What to do: Copy the records below exactly, omitting any pictures they contain.

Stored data
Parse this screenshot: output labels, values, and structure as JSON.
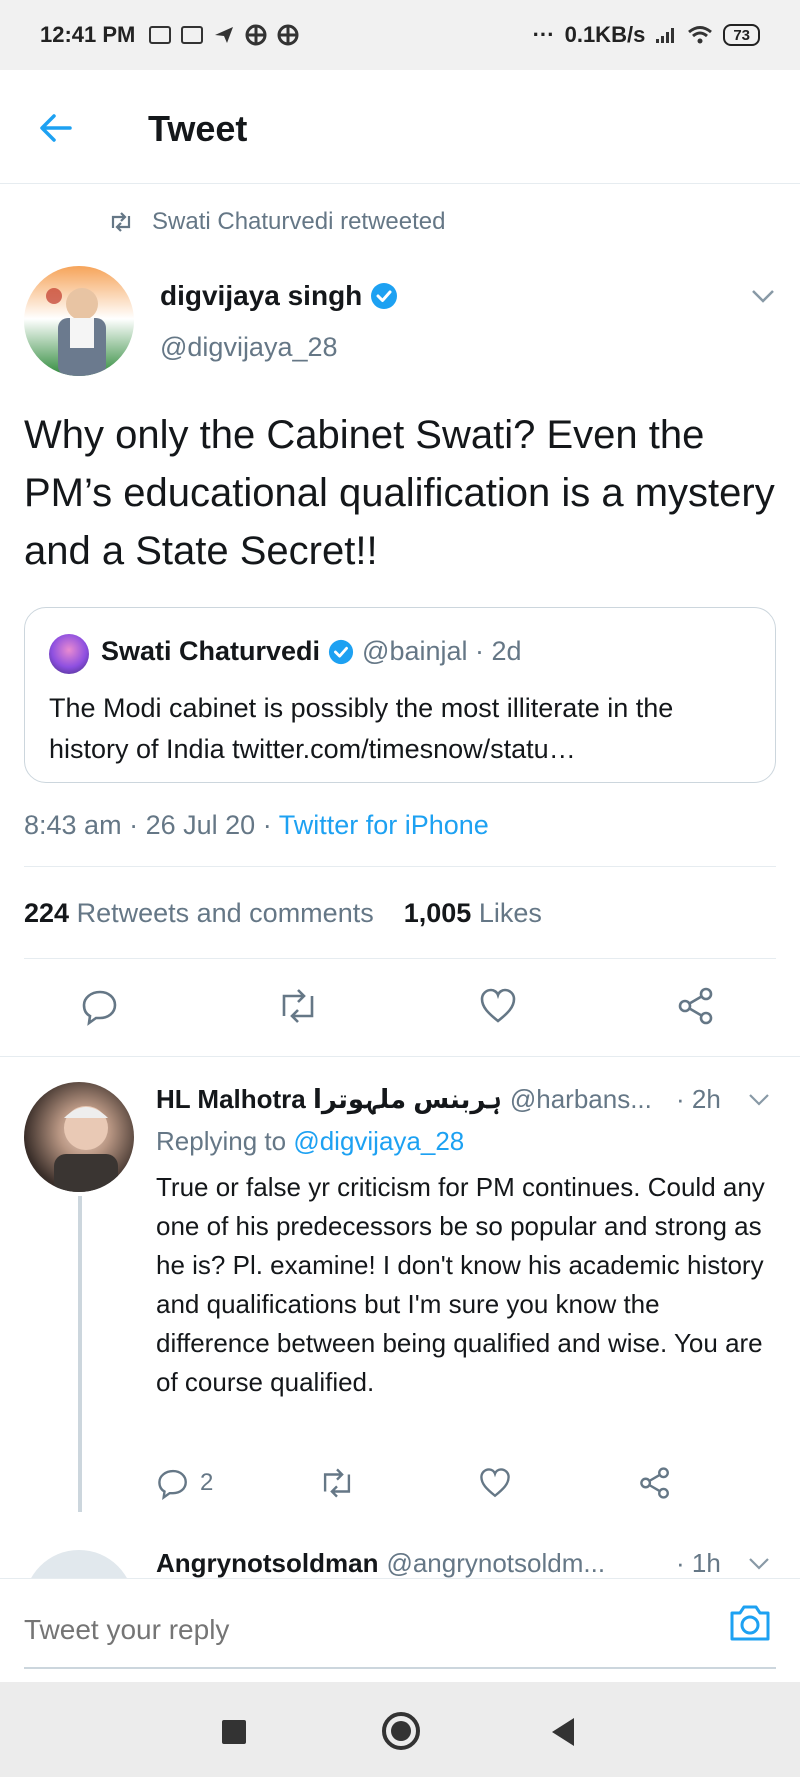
{
  "status_bar": {
    "time": "12:41 PM",
    "network_speed": "0.1KB/s",
    "battery": "73",
    "dots": "···",
    "icons": [
      "message-icon",
      "message-icon",
      "send-icon",
      "grid-icon",
      "grid-icon",
      "signal-icon",
      "wifi-icon"
    ]
  },
  "header": {
    "title": "Tweet",
    "back_icon": "arrow-left-icon"
  },
  "retweet_context": {
    "text": "Swati Chaturvedi retweeted",
    "icon": "retweet-icon"
  },
  "tweet": {
    "author_name": "digvijaya singh",
    "author_handle": "@digvijaya_28",
    "verified": true,
    "text": "Why only the Cabinet Swati? Even the PM’s educational qualification is a mystery and a State Secret!!",
    "quote": {
      "author_name": "Swati Chaturvedi",
      "meta": "@bainjal · 2d",
      "text": "The Modi cabinet is possibly the most illiterate in the history of India twitter.com/timesnow/statu…"
    },
    "time": "8:43 am",
    "separator": "·",
    "date": "26 Jul 20",
    "source": "Twitter for iPhone",
    "retweets_count": "224",
    "retweets_label": "Retweets and comments",
    "likes_count": "1,005",
    "likes_label": "Likes"
  },
  "reply": {
    "author_name": "HL Malhotra ہربنس ملہوترا",
    "author_handle": "@harbans...",
    "time": "· 2h",
    "replying_prefix": "Replying to",
    "replying_to": "@digvijaya_28",
    "text": "True or false yr criticism for PM continues. Could any one of his predecessors be so popular and strong as he is? Pl. examine! I don't know his academic history and qualifications but I'm sure you know the difference between being qualified and wise. You are of course qualified.",
    "reply_count": "2"
  },
  "next_reply": {
    "author_name": "Angrynotsoldman",
    "author_handle": "@angrynotsoldm...",
    "time": "· 1h"
  },
  "composer": {
    "placeholder": "Tweet your reply"
  },
  "colors": {
    "accent": "#1da1f2",
    "muted": "#657786",
    "text": "#14171a",
    "border": "#e6ecf0"
  }
}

Exercise result:
Parse this screenshot: output labels, values, and structure as JSON.
{
  "status_bar": {
    "time": "12:41 PM",
    "network_speed": "0.1KB/s",
    "battery": "73",
    "dots": "···",
    "icons": [
      "message-icon",
      "message-icon",
      "send-icon",
      "grid-icon",
      "grid-icon",
      "signal-icon",
      "wifi-icon"
    ]
  },
  "header": {
    "title": "Tweet",
    "back_icon": "arrow-left-icon"
  },
  "retweet_context": {
    "text": "Swati Chaturvedi retweeted",
    "icon": "retweet-icon"
  },
  "tweet": {
    "author_name": "digvijaya singh",
    "author_handle": "@digvijaya_28",
    "verified": true,
    "text": "Why only the Cabinet Swati? Even the PM’s educational qualification is a mystery and a State Secret!!",
    "quote": {
      "author_name": "Swati Chaturvedi",
      "meta": "@bainjal · 2d",
      "text": "The Modi cabinet is possibly the most illiterate in the history of India twitter.com/timesnow/statu…"
    },
    "time": "8:43 am",
    "separator": "·",
    "date": "26 Jul 20",
    "source": "Twitter for iPhone",
    "retweets_count": "224",
    "retweets_label": "Retweets and comments",
    "likes_count": "1,005",
    "likes_label": "Likes"
  },
  "reply": {
    "author_name": "HL Malhotra ہربنس ملہوترا",
    "author_handle": "@harbans...",
    "time": "· 2h",
    "replying_prefix": "Replying to",
    "replying_to": "@digvijaya_28",
    "text": "True or false yr criticism for PM continues. Could any one of his predecessors be so popular and strong as he is? Pl. examine! I don't know his academic history and qualifications but I'm sure you know the difference between being qualified and wise. You are of course qualified.",
    "reply_count": "2"
  },
  "next_reply": {
    "author_name": "Angrynotsoldman",
    "author_handle": "@angrynotsoldm...",
    "time": "· 1h"
  },
  "composer": {
    "placeholder": "Tweet your reply"
  },
  "colors": {
    "accent": "#1da1f2",
    "muted": "#657786",
    "text": "#14171a",
    "border": "#e6ecf0"
  }
}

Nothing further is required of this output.